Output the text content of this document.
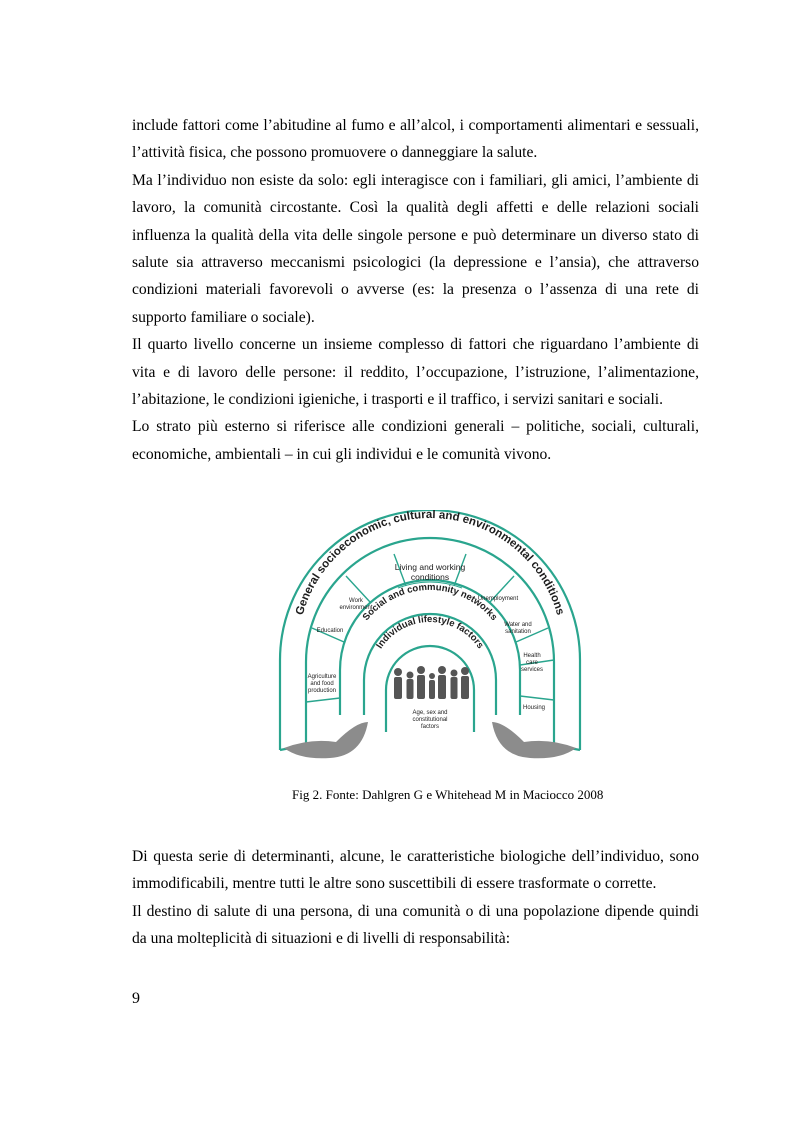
include fattori come l’abitudine al fumo e all’alcol, i comportamenti alimentari e sessuali, l’attività fisica, che possono promuovere o danneggiare la salute.

Ma l’individuo non esiste da solo: egli interagisce con i familiari, gli amici, l’ambiente di lavoro, la comunità circostante. Così la qualità degli affetti e delle relazioni sociali influenza la qualità della vita delle singole persone e può determinare un diverso stato di salute sia attraverso meccanismi psicologici (la depressione e l’ansia), che attraverso condizioni materiali favorevoli o avverse (es: la presenza o l’assenza di una rete di supporto familiare o sociale).

Il quarto livello concerne un insieme complesso di fattori che riguardano l’ambiente di vita e di lavoro delle persone: il reddito, l’occupazione, l’istruzione, l’alimentazione, l’abitazione, le condizioni igieniche, i trasporti e il traffico, i servizi sanitari e sociali.

Lo strato più esterno si riferisce alle condizioni generali – politiche, sociali, culturali, economiche, ambientali – in cui gli individui e le comunità vivono.

General socioeconomic, cultural and environmental conditions
Social and community networks
Individual lifestyle factors
Living and working
conditions
Agriculture
and food
production
Education
Work
environment
Unemployment
Water and
sanitation
Health
care
services
Housing
Age, sex and
constitutional
factors
Fig 2. Fonte: Dahlgren G e Whitehead M in Maciocco 2008

Di questa serie di determinanti, alcune, le caratteristiche biologiche dell’individuo, sono immodificabili, mentre tutti le altre sono suscettibili di essere trasformate o corrette.

Il destino di salute di una persona, di una comunità o di una popolazione dipende quindi da una molteplicità di situazioni e di livelli di responsabilità:

9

> EXERCISE GOAL:
Transcribe each entry above exactly, apart from the pictures.

> WRITTEN SOLUTION:
Output the text content of this document.
include fattori come l’abitudine al fumo e all’alcol, i comportamenti alimentari e sessuali, l’attività fisica, che possono promuovere o danneggiare la salute.

Ma l’individuo non esiste da solo: egli interagisce con i familiari, gli amici, l’ambiente di lavoro, la comunità circostante. Così la qualità degli affetti e delle relazioni sociali influenza la qualità della vita delle singole persone e può determinare un diverso stato di salute sia attraverso meccanismi psicologici (la depressione e l’ansia), che attraverso condizioni materiali favorevoli o avverse (es: la presenza o l’assenza di una rete di supporto familiare o sociale).

Il quarto livello concerne un insieme complesso di fattori che riguardano l’ambiente di vita e di lavoro delle persone: il reddito, l’occupazione, l’istruzione, l’alimentazione, l’abitazione, le condizioni igieniche, i trasporti e il traffico, i servizi sanitari e sociali.

Lo strato più esterno si riferisce alle condizioni generali – politiche, sociali, culturali, economiche, ambientali – in cui gli individui e le comunità vivono.

General socioeconomic, cultural and environmental conditions
Social and community networks
Individual lifestyle factors
Living and working
conditions
Agriculture
and food
production
Education
Work
environment
Unemployment
Water and
sanitation
Health
care
services
Housing
Age, sex and
constitutional
factors
Fig 2. Fonte: Dahlgren G e Whitehead M in Maciocco 2008

Di questa serie di determinanti, alcune, le caratteristiche biologiche dell’individuo, sono immodificabili, mentre tutti le altre sono suscettibili di essere trasformate o corrette.

Il destino di salute di una persona, di una comunità o di una popolazione dipende quindi da una molteplicità di situazioni e di livelli di responsabilità:

9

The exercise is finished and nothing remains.